┏━━
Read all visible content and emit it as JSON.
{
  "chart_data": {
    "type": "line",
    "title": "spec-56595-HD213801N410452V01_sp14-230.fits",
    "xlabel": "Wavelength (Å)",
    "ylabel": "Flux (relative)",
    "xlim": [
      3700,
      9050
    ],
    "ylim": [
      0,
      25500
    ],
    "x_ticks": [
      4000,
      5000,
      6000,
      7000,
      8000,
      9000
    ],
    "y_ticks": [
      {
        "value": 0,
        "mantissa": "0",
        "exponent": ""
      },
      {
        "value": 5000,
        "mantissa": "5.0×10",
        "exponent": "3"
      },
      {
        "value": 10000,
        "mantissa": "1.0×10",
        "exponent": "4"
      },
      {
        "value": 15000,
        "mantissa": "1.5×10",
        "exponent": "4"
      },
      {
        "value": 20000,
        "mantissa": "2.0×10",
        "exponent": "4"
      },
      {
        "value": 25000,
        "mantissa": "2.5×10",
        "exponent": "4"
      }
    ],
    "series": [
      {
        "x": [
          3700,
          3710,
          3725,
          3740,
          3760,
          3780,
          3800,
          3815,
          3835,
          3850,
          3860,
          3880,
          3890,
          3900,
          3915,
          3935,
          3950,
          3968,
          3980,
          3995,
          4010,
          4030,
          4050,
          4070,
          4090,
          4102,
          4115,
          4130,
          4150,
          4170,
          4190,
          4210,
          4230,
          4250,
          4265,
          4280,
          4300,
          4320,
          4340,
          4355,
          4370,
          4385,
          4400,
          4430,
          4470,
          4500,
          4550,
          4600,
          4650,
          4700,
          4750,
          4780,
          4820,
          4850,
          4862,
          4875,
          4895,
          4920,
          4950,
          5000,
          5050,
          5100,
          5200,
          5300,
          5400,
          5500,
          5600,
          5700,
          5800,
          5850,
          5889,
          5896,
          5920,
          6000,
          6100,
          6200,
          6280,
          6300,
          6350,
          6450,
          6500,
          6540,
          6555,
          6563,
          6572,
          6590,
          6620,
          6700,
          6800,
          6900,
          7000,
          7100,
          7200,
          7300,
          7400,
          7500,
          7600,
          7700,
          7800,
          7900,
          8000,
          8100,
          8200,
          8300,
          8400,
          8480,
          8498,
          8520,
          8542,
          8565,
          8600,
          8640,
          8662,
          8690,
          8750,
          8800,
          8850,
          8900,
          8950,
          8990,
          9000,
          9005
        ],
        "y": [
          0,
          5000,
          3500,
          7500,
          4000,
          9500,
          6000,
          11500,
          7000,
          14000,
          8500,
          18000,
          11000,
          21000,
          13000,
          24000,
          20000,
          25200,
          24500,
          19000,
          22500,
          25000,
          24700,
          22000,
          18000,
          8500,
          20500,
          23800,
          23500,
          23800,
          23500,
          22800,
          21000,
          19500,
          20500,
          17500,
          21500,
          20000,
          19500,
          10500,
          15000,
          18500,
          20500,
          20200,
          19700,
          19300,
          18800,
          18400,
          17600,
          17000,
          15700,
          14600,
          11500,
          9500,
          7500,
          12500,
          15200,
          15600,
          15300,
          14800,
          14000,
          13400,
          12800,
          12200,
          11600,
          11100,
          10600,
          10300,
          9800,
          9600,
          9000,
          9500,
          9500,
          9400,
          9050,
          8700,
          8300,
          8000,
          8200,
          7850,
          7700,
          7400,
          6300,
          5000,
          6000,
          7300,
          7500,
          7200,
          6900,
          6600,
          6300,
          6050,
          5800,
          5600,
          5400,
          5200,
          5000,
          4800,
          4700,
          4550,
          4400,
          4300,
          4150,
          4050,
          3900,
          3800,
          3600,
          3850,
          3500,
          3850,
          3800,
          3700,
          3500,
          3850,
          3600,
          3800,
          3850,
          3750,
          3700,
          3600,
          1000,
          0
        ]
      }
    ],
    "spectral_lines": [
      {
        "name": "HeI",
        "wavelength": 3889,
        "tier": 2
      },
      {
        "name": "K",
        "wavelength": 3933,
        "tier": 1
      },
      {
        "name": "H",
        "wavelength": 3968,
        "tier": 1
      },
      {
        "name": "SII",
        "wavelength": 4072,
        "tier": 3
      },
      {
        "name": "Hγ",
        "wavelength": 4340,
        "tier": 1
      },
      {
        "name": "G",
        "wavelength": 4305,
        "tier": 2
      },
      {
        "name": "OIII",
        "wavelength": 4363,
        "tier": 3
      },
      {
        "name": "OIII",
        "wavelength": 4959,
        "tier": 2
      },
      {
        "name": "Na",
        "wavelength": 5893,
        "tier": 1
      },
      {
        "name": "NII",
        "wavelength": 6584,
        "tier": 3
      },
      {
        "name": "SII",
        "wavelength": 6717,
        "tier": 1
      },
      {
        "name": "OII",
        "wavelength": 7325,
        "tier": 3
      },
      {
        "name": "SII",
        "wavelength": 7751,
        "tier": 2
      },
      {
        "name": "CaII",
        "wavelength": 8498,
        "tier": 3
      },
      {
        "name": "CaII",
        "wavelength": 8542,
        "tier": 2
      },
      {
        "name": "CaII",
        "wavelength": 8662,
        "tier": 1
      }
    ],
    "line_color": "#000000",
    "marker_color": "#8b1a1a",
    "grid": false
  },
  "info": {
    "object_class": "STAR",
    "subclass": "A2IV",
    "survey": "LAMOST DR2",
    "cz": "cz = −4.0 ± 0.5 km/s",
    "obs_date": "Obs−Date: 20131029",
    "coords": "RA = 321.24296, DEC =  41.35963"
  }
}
┗━━
[TO DO] Above are the records; retype every one exactly.

[EXERCISE RESULT]
Read all visible content and emit it as JSON.
{
  "chart_data": {
    "type": "line",
    "title": "spec-56595-HD213801N410452V01_sp14-230.fits",
    "xlabel": "Wavelength (Å)",
    "ylabel": "Flux (relative)",
    "xlim": [
      3700,
      9050
    ],
    "ylim": [
      0,
      25500
    ],
    "x_ticks": [
      4000,
      5000,
      6000,
      7000,
      8000,
      9000
    ],
    "y_ticks": [
      {
        "value": 0,
        "mantissa": "0",
        "exponent": ""
      },
      {
        "value": 5000,
        "mantissa": "5.0×10",
        "exponent": "3"
      },
      {
        "value": 10000,
        "mantissa": "1.0×10",
        "exponent": "4"
      },
      {
        "value": 15000,
        "mantissa": "1.5×10",
        "exponent": "4"
      },
      {
        "value": 20000,
        "mantissa": "2.0×10",
        "exponent": "4"
      },
      {
        "value": 25000,
        "mantissa": "2.5×10",
        "exponent": "4"
      }
    ],
    "series": [
      {
        "x": [
          3700,
          3710,
          3725,
          3740,
          3760,
          3780,
          3800,
          3815,
          3835,
          3850,
          3860,
          3880,
          3890,
          3900,
          3915,
          3935,
          3950,
          3968,
          3980,
          3995,
          4010,
          4030,
          4050,
          4070,
          4090,
          4102,
          4115,
          4130,
          4150,
          4170,
          4190,
          4210,
          4230,
          4250,
          4265,
          4280,
          4300,
          4320,
          4340,
          4355,
          4370,
          4385,
          4400,
          4430,
          4470,
          4500,
          4550,
          4600,
          4650,
          4700,
          4750,
          4780,
          4820,
          4850,
          4862,
          4875,
          4895,
          4920,
          4950,
          5000,
          5050,
          5100,
          5200,
          5300,
          5400,
          5500,
          5600,
          5700,
          5800,
          5850,
          5889,
          5896,
          5920,
          6000,
          6100,
          6200,
          6280,
          6300,
          6350,
          6450,
          6500,
          6540,
          6555,
          6563,
          6572,
          6590,
          6620,
          6700,
          6800,
          6900,
          7000,
          7100,
          7200,
          7300,
          7400,
          7500,
          7600,
          7700,
          7800,
          7900,
          8000,
          8100,
          8200,
          8300,
          8400,
          8480,
          8498,
          8520,
          8542,
          8565,
          8600,
          8640,
          8662,
          8690,
          8750,
          8800,
          8850,
          8900,
          8950,
          8990,
          9000,
          9005
        ],
        "y": [
          0,
          5000,
          3500,
          7500,
          4000,
          9500,
          6000,
          11500,
          7000,
          14000,
          8500,
          18000,
          11000,
          21000,
          13000,
          24000,
          20000,
          25200,
          24500,
          19000,
          22500,
          25000,
          24700,
          22000,
          18000,
          8500,
          20500,
          23800,
          23500,
          23800,
          23500,
          22800,
          21000,
          19500,
          20500,
          17500,
          21500,
          20000,
          19500,
          10500,
          15000,
          18500,
          20500,
          20200,
          19700,
          19300,
          18800,
          18400,
          17600,
          17000,
          15700,
          14600,
          11500,
          9500,
          7500,
          12500,
          15200,
          15600,
          15300,
          14800,
          14000,
          13400,
          12800,
          12200,
          11600,
          11100,
          10600,
          10300,
          9800,
          9600,
          9000,
          9500,
          9500,
          9400,
          9050,
          8700,
          8300,
          8000,
          8200,
          7850,
          7700,
          7400,
          6300,
          5000,
          6000,
          7300,
          7500,
          7200,
          6900,
          6600,
          6300,
          6050,
          5800,
          5600,
          5400,
          5200,
          5000,
          4800,
          4700,
          4550,
          4400,
          4300,
          4150,
          4050,
          3900,
          3800,
          3600,
          3850,
          3500,
          3850,
          3800,
          3700,
          3500,
          3850,
          3600,
          3800,
          3850,
          3750,
          3700,
          3600,
          1000,
          0
        ]
      }
    ],
    "spectral_lines": [
      {
        "name": "HeI",
        "wavelength": 3889,
        "tier": 2
      },
      {
        "name": "K",
        "wavelength": 3933,
        "tier": 1
      },
      {
        "name": "H",
        "wavelength": 3968,
        "tier": 1
      },
      {
        "name": "SII",
        "wavelength": 4072,
        "tier": 3
      },
      {
        "name": "Hγ",
        "wavelength": 4340,
        "tier": 1
      },
      {
        "name": "G",
        "wavelength": 4305,
        "tier": 2
      },
      {
        "name": "OIII",
        "wavelength": 4363,
        "tier": 3
      },
      {
        "name": "OIII",
        "wavelength": 4959,
        "tier": 2
      },
      {
        "name": "Na",
        "wavelength": 5893,
        "tier": 1
      },
      {
        "name": "NII",
        "wavelength": 6584,
        "tier": 3
      },
      {
        "name": "SII",
        "wavelength": 6717,
        "tier": 1
      },
      {
        "name": "OII",
        "wavelength": 7325,
        "tier": 3
      },
      {
        "name": "SII",
        "wavelength": 7751,
        "tier": 2
      },
      {
        "name": "CaII",
        "wavelength": 8498,
        "tier": 3
      },
      {
        "name": "CaII",
        "wavelength": 8542,
        "tier": 2
      },
      {
        "name": "CaII",
        "wavelength": 8662,
        "tier": 1
      }
    ],
    "line_color": "#000000",
    "marker_color": "#8b1a1a",
    "grid": false
  },
  "info": {
    "object_class": "STAR",
    "subclass": "A2IV",
    "survey": "LAMOST DR2",
    "cz": "cz = −4.0 ± 0.5 km/s",
    "obs_date": "Obs−Date: 20131029",
    "coords": "RA = 321.24296, DEC =  41.35963"
  }
}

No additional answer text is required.